■ **RECORDS SUPPLIED**
# # # # #
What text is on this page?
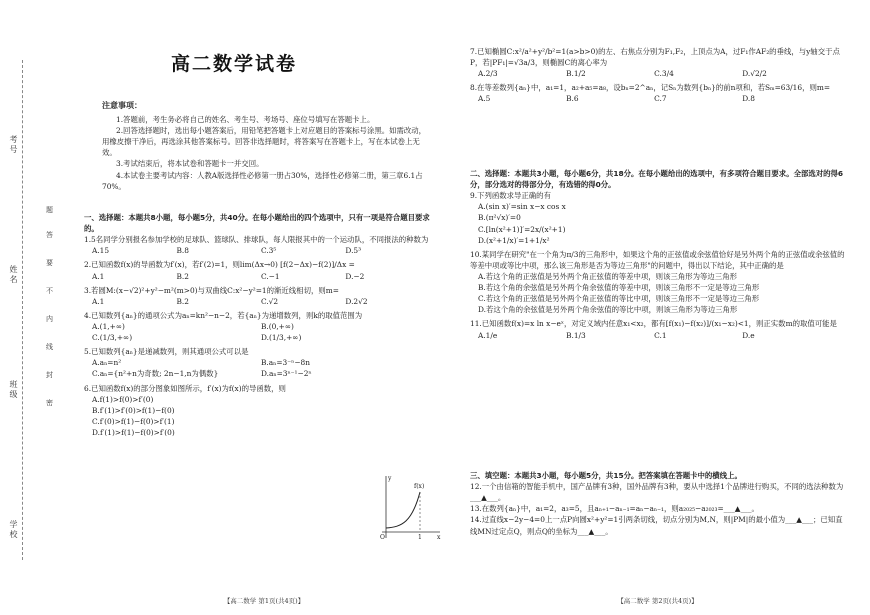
考号
姓名
班级
学校
题
答
要
不
内
线
封
密
高二数学试卷
注意事项：

1.答题前，考生务必将自己的姓名、考生号、考场号、座位号填写在答题卡上。

2.回答选择题时，选出每小题答案后，用铅笔把答题卡上对应题目的答案标号涂黑。如需改动，用橡皮擦干净后，再选涂其他答案标号。回答非选择题时，将答案写在答题卡上，写在本试卷上无效。

3.考试结束后，将本试卷和答题卡一并交回。

4.本试卷主要考试内容：人教A版选择性必修第一册占30%，选择性必修第二册，第三章6.1占70%。

一、选择题：本题共8小题，每小题5分，共40分。在每小题给出的四个选项中，只有一项是符合题目要求的。

1.5名同学分别报名参加学校的足球队、篮球队、排球队，每人限报其中的一个运动队，不同报法的种数为

A.15	B.8	C.3⁵	D.5³

2.已知函数f(x)的导函数为f′(x)，若f′(2)=1，则lim(Δx→0) [f(2−Δx)−f(2)]/Δx =

A.1	B.2	C.−1	D.−2

3.若圆M:(x−√2)²+y²−m²(m>0)与双曲线C:x²−y²=1的渐近线相切，则m=

A.1	B.2	C.√2	D.2√2

4.已知数列{aₙ}的通项公式为aₙ=kn²−n−2，若{aₙ}为递增数列，则k的取值范围为

A.(1,+∞)	B.(0,+∞)
C.(1/3,+∞)	D.(1/3,+∞)

5.已知数列{aₙ}是递减数列，则其通项公式可以是

A.aₙ=n²	B.aₙ=3⁻ⁿ−8n
C.aₙ={n²+n为奇数; 2n−1,n为偶数}	D.aₙ=3ⁿ⁻¹−2ⁿ

6.已知函数f(x)的部分图象如图所示，f′(x)为f(x)的导函数，则

A.f(1)>f(0)>f′(0)
B.f′(1)>f′(0)>f(1)−f(0)
C.f′(0)>f(1)−f(0)>f′(1)
D.f′(1)>f(1)−f(0)>f′(0)
f(x)
O	1	x
y
【高二数学 第1页(共4页)】

7.已知椭圆C:x²/a²+y²/b²=1(a>b>0)的左、右焦点分别为F₁,F₂，上顶点为A，过F₁作AF₂的垂线，与y轴交于点P，若|PF₁|=√3a/3，则椭圆C的离心率为

A.2/3	B.1/2	C.3/4	D.√2/2

8.在等差数列{aₙ}中，a₁=1，a₂+a₅=a₈，设bₙ=2^aₙ，记Sₙ为数列{bₙ}的前n项和，若Sₘ=63/16，则m=

A.5	B.6	C.7	D.8

二、选择题：本题共3小题，每小题6分，共18分。在每小题给出的选项中，有多项符合题目要求。全部选对的得6分，部分选对的得部分分，有选错的得0分。

9.下列函数求导正确的有

A.(sin x)′=sin x−x cos x
B.(π²√x)′=0
C.[ln(x²+1)]′=2x/(x²+1)
D.(x²+1/x)′=1+1/x²

10.某同学在研究"在一个角为π/3的三角形中，如果这个角的正弦值或余弦值恰好是另外两个角的正弦值或余弦值的等差中项或等比中项，那么该三角形是否为等边三角形"的问题中，得出以下结论，其中正确的是

A.若这个角的正弦值是另外两个角正弦值的等差中项，则该三角形为等边三角形
B.若这个角的余弦值是另外两个角余弦值的等差中项，则该三角形不一定是等边三角形
C.若这个角的正弦值是另外两个角正弦值的等比中项，则该三角形不一定是等边三角形
D.若这个角的余弦值是另外两个角余弦值的等比中项，则该三角形为等边三角形

11.已知函数f(x)=x ln x−eˣ，对定义域内任意x₁<x₂，都有[f(x₁)−f(x₂)]/(x₁−x₂)<1，则正实数m的取值可能是

A.1/e	B.1/3	C.1	D.e

三、填空题：本题共3小题，每小题5分，共15分。把答案填在答题卡中的横线上。

12.一个由信箱的智能手机中，国产品牌有3种，国外品牌有3种，要从中选择1个品牌进行购买，不同的选法种数为___▲___。

13.在数列{aₙ}中，a₁=2，a₃=5，且aₙ₊₁−aₙ₋₁=aₙ−aₙ₋₁，则a₂₀₂₅−a₂₀₂₃=___▲___。

14.过直线x−2y−4=0上一点P向圆x²+y²=1引两条切线，切点分别为M,N，则|PM|的最小值为___▲___；已知直线MN过定点Q，则点Q的坐标为___▲___。

【高二数学 第2页(共4页)】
# # # # #
■ **DO THIS**
Transcribe each entry precisely as given, leaving the pictures out.

■ **FINISHED ANSWER**
What text is on this page?
考号
姓名
班级
学校
题
答
要
不
内
线
封
密
高二数学试卷
注意事项：

1.答题前，考生务必将自己的姓名、考生号、考场号、座位号填写在答题卡上。

2.回答选择题时，选出每小题答案后，用铅笔把答题卡上对应题目的答案标号涂黑。如需改动，用橡皮擦干净后，再选涂其他答案标号。回答非选择题时，将答案写在答题卡上，写在本试卷上无效。

3.考试结束后，将本试卷和答题卡一并交回。

4.本试卷主要考试内容：人教A版选择性必修第一册占30%，选择性必修第二册，第三章6.1占70%。

一、选择题：本题共8小题，每小题5分，共40分。在每小题给出的四个选项中，只有一项是符合题目要求的。

1.5名同学分别报名参加学校的足球队、篮球队、排球队，每人限报其中的一个运动队，不同报法的种数为

A.15	B.8	C.3⁵	D.5³

2.已知函数f(x)的导函数为f′(x)，若f′(2)=1，则lim(Δx→0) [f(2−Δx)−f(2)]/Δx =

A.1	B.2	C.−1	D.−2

3.若圆M:(x−√2)²+y²−m²(m>0)与双曲线C:x²−y²=1的渐近线相切，则m=

A.1	B.2	C.√2	D.2√2

4.已知数列{aₙ}的通项公式为aₙ=kn²−n−2，若{aₙ}为递增数列，则k的取值范围为

A.(1,+∞)	B.(0,+∞)
C.(1/3,+∞)	D.(1/3,+∞)

5.已知数列{aₙ}是递减数列，则其通项公式可以是

A.aₙ=n²	B.aₙ=3⁻ⁿ−8n
C.aₙ={n²+n为奇数; 2n−1,n为偶数}	D.aₙ=3ⁿ⁻¹−2ⁿ

6.已知函数f(x)的部分图象如图所示，f′(x)为f(x)的导函数，则

A.f(1)>f(0)>f′(0)
B.f′(1)>f′(0)>f(1)−f(0)
C.f′(0)>f(1)−f(0)>f′(1)
D.f′(1)>f(1)−f(0)>f′(0)
f(x)
O	1	x
y
【高二数学 第1页(共4页)】

7.已知椭圆C:x²/a²+y²/b²=1(a>b>0)的左、右焦点分别为F₁,F₂，上顶点为A，过F₁作AF₂的垂线，与y轴交于点P，若|PF₁|=√3a/3，则椭圆C的离心率为

A.2/3	B.1/2	C.3/4	D.√2/2

8.在等差数列{aₙ}中，a₁=1，a₂+a₅=a₈，设bₙ=2^aₙ，记Sₙ为数列{bₙ}的前n项和，若Sₘ=63/16，则m=

A.5	B.6	C.7	D.8

二、选择题：本题共3小题，每小题6分，共18分。在每小题给出的选项中，有多项符合题目要求。全部选对的得6分，部分选对的得部分分，有选错的得0分。

9.下列函数求导正确的有

A.(sin x)′=sin x−x cos x
B.(π²√x)′=0
C.[ln(x²+1)]′=2x/(x²+1)
D.(x²+1/x)′=1+1/x²

10.某同学在研究"在一个角为π/3的三角形中，如果这个角的正弦值或余弦值恰好是另外两个角的正弦值或余弦值的等差中项或等比中项，那么该三角形是否为等边三角形"的问题中，得出以下结论，其中正确的是

A.若这个角的正弦值是另外两个角正弦值的等差中项，则该三角形为等边三角形
B.若这个角的余弦值是另外两个角余弦值的等差中项，则该三角形不一定是等边三角形
C.若这个角的正弦值是另外两个角正弦值的等比中项，则该三角形不一定是等边三角形
D.若这个角的余弦值是另外两个角余弦值的等比中项，则该三角形为等边三角形

11.已知函数f(x)=x ln x−eˣ，对定义域内任意x₁<x₂，都有[f(x₁)−f(x₂)]/(x₁−x₂)<1，则正实数m的取值可能是

A.1/e	B.1/3	C.1	D.e

三、填空题：本题共3小题，每小题5分，共15分。把答案填在答题卡中的横线上。

12.一个由信箱的智能手机中，国产品牌有3种，国外品牌有3种，要从中选择1个品牌进行购买，不同的选法种数为___▲___。

13.在数列{aₙ}中，a₁=2，a₃=5，且aₙ₊₁−aₙ₋₁=aₙ−aₙ₋₁，则a₂₀₂₅−a₂₀₂₃=___▲___。

14.过直线x−2y−4=0上一点P向圆x²+y²=1引两条切线，切点分别为M,N，则|PM|的最小值为___▲___；已知直线MN过定点Q，则点Q的坐标为___▲___。

【高二数学 第2页(共4页)】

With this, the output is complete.